» **WHAT TO DO**
Write out each line of the listing as it stands, without the images.

[Start of RECORDS TO PROCESS]

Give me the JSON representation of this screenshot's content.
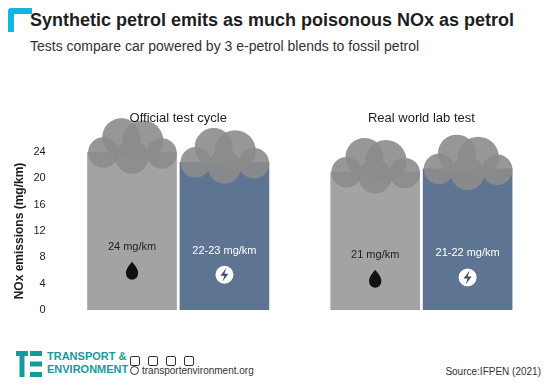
{
  "chart_data": {
    "type": "bar",
    "title": "Synthetic petrol emits as much poisonous NOx as petrol",
    "subtitle": "Tests compare car powered by 3 e-petrol blends to fossil petrol",
    "y_label": "NOx emissions (mg/km)",
    "categories": [
      "Official test cycle",
      "Real world lab test"
    ],
    "series": [
      {
        "name": "Fossil petrol",
        "color": "#a3a3a3",
        "values": [
          24,
          21
        ],
        "value_labels": [
          "24 mg/km",
          "21 mg/km"
        ]
      },
      {
        "name": "Synthetic petrol",
        "color": "#5d7592",
        "values": [
          22.5,
          21.5
        ],
        "value_labels": [
          "22-23 mg/km",
          "21-22 mg/km"
        ]
      }
    ],
    "ylim": [
      0,
      24
    ],
    "yticks": [
      0,
      4,
      8,
      12,
      16,
      20,
      24
    ],
    "grid": false,
    "data_labels": true,
    "tick_labels": "y",
    "footer": {
      "brand": [
        "TRANSPORT &",
        "ENVIRONMENT"
      ],
      "website": "transportenvironment.org",
      "source": "Source:IFPEN (2021)"
    }
  }
}
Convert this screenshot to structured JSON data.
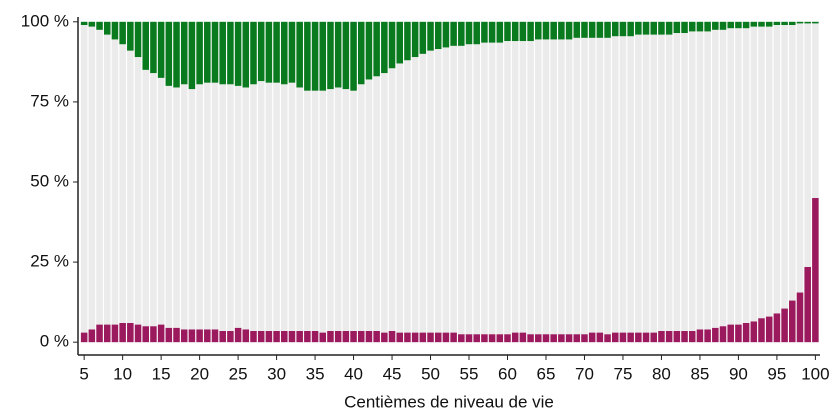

[End of RECORDS TO PROCESS]

» **EXERCISE OUTPUT**
Give me the JSON representation of this screenshot's content.
{
  "chart_data": {
    "type": "bar",
    "title": "Synthetic petrol emits as much poisonous NOx as petrol",
    "subtitle": "Tests compare car powered by 3 e-petrol blends to fossil petrol",
    "y_label": "NOx emissions (mg/km)",
    "categories": [
      "Official test cycle",
      "Real world lab test"
    ],
    "series": [
      {
        "name": "Fossil petrol",
        "color": "#a3a3a3",
        "values": [
          24,
          21
        ],
        "value_labels": [
          "24 mg/km",
          "21 mg/km"
        ]
      },
      {
        "name": "Synthetic petrol",
        "color": "#5d7592",
        "values": [
          22.5,
          21.5
        ],
        "value_labels": [
          "22-23 mg/km",
          "21-22 mg/km"
        ]
      }
    ],
    "ylim": [
      0,
      24
    ],
    "yticks": [
      0,
      4,
      8,
      12,
      16,
      20,
      24
    ],
    "grid": false,
    "data_labels": true,
    "tick_labels": "y",
    "footer": {
      "brand": [
        "TRANSPORT &",
        "ENVIRONMENT"
      ],
      "website": "transportenvironment.org",
      "source": "Source:IFPEN (2021)"
    }
  }
}
Convert this screenshot to structured JSON data.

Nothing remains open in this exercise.